Exercise> From the entries below, tally how many lines contain "selected" and report only that figure.

>>>>

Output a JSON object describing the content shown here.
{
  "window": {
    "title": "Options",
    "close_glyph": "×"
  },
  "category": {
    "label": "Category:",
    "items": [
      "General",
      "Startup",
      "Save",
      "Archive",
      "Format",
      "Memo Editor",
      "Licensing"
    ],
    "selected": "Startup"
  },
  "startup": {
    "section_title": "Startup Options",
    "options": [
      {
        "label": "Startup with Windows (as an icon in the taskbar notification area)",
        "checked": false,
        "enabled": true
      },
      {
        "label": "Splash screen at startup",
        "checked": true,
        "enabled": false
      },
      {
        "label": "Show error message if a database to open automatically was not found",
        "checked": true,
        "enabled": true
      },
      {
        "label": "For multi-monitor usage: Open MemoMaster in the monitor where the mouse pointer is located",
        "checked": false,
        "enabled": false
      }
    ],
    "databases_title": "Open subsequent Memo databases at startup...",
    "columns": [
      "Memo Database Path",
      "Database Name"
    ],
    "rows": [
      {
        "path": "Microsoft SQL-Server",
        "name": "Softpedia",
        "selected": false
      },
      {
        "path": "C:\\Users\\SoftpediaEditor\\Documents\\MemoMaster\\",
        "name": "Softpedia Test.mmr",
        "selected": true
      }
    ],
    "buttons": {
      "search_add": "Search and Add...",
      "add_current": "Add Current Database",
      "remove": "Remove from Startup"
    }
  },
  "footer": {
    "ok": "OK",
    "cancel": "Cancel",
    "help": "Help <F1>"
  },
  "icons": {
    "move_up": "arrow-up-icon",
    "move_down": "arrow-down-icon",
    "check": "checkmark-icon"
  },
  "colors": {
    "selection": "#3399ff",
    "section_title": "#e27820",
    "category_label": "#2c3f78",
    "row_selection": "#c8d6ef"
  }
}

<<<<

Worked solution> 3